### What this task involves
Transcribe the records below in full; pictures stay out of the copy.

### Provided material
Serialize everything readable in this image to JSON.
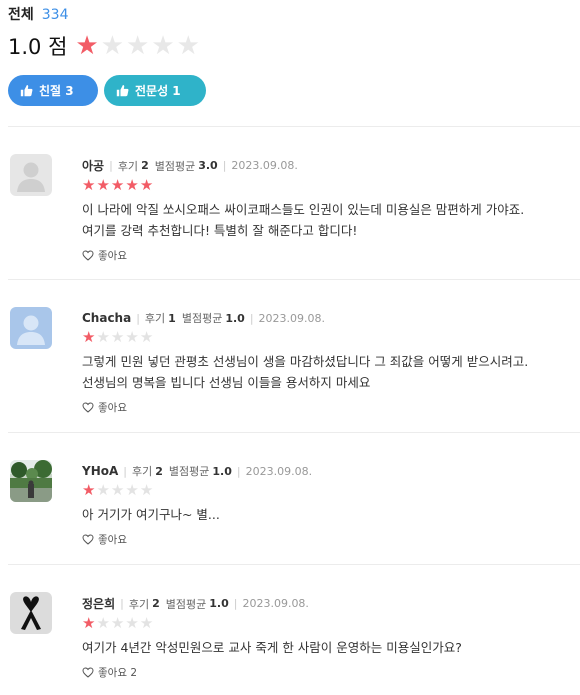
{
  "summary": {
    "total_label": "전체",
    "total_count": "334",
    "score_text": "1.0 점",
    "score_value": 1,
    "score_max": 5
  },
  "chips": [
    {
      "label": "친절 3",
      "color": "#3d8fe6"
    },
    {
      "label": "전문성 1",
      "color": "#2fb3c9"
    }
  ],
  "labels": {
    "reviews_key": "후기",
    "avg_key": "별점평균"
  },
  "reviews": [
    {
      "nickname": "아공",
      "reviews_count": "2",
      "avg": "3.0",
      "date": "2023.09.08.",
      "rating": 5,
      "avatar": "default-gray-avatar",
      "text_lines": [
        "이 나라에 악질 쏘시오패스 싸이코패스들도 인권이 있는데 미용실은 맘편하게 가야죠.",
        "여기를 강력 추천합니다!  특별히 잘 해준다고 합디다!"
      ],
      "like_label": "좋아요"
    },
    {
      "nickname": "Chacha",
      "reviews_count": "1",
      "avg": "1.0",
      "date": "2023.09.08.",
      "rating": 1,
      "avatar": "default-blue-avatar",
      "text_lines": [
        "그렇게 민원 넣던 관평초 선생님이 생을 마감하셨답니다 그 죄값을 어떻게 받으시려고.",
        "선생님의 명복을 빕니다 선생님 이들을 용서하지 마세요"
      ],
      "like_label": "좋아요"
    },
    {
      "nickname": "YHoA",
      "reviews_count": "2",
      "avg": "1.0",
      "date": "2023.09.08.",
      "rating": 1,
      "avatar": "landscape-photo-avatar",
      "text_lines": [
        "아 거기가 여기구나~ 별..."
      ],
      "like_label": "좋아요"
    },
    {
      "nickname": "정은희",
      "reviews_count": "2",
      "avg": "1.0",
      "date": "2023.09.08.",
      "rating": 1,
      "avatar": "mourning-ribbon-avatar",
      "text_lines": [
        "여기가 4년간 악성민원으로 교사 죽게 한 사람이 운영하는 미용실인가요?"
      ],
      "like_label": "좋아요 2"
    }
  ]
}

### Solution to this task
Serialize everything readable in this image to JSON.
{
  "summary": {
    "total_label": "전체",
    "total_count": "334",
    "score_text": "1.0 점",
    "score_value": 1,
    "score_max": 5
  },
  "chips": [
    {
      "label": "친절 3",
      "color": "#3d8fe6"
    },
    {
      "label": "전문성 1",
      "color": "#2fb3c9"
    }
  ],
  "labels": {
    "reviews_key": "후기",
    "avg_key": "별점평균"
  },
  "reviews": [
    {
      "nickname": "아공",
      "reviews_count": "2",
      "avg": "3.0",
      "date": "2023.09.08.",
      "rating": 5,
      "avatar": "default-gray-avatar",
      "text_lines": [
        "이 나라에 악질 쏘시오패스 싸이코패스들도 인권이 있는데 미용실은 맘편하게 가야죠.",
        "여기를 강력 추천합니다!  특별히 잘 해준다고 합디다!"
      ],
      "like_label": "좋아요"
    },
    {
      "nickname": "Chacha",
      "reviews_count": "1",
      "avg": "1.0",
      "date": "2023.09.08.",
      "rating": 1,
      "avatar": "default-blue-avatar",
      "text_lines": [
        "그렇게 민원 넣던 관평초 선생님이 생을 마감하셨답니다 그 죄값을 어떻게 받으시려고.",
        "선생님의 명복을 빕니다 선생님 이들을 용서하지 마세요"
      ],
      "like_label": "좋아요"
    },
    {
      "nickname": "YHoA",
      "reviews_count": "2",
      "avg": "1.0",
      "date": "2023.09.08.",
      "rating": 1,
      "avatar": "landscape-photo-avatar",
      "text_lines": [
        "아 거기가 여기구나~ 별..."
      ],
      "like_label": "좋아요"
    },
    {
      "nickname": "정은희",
      "reviews_count": "2",
      "avg": "1.0",
      "date": "2023.09.08.",
      "rating": 1,
      "avatar": "mourning-ribbon-avatar",
      "text_lines": [
        "여기가 4년간 악성민원으로 교사 죽게 한 사람이 운영하는 미용실인가요?"
      ],
      "like_label": "좋아요 2"
    }
  ]
}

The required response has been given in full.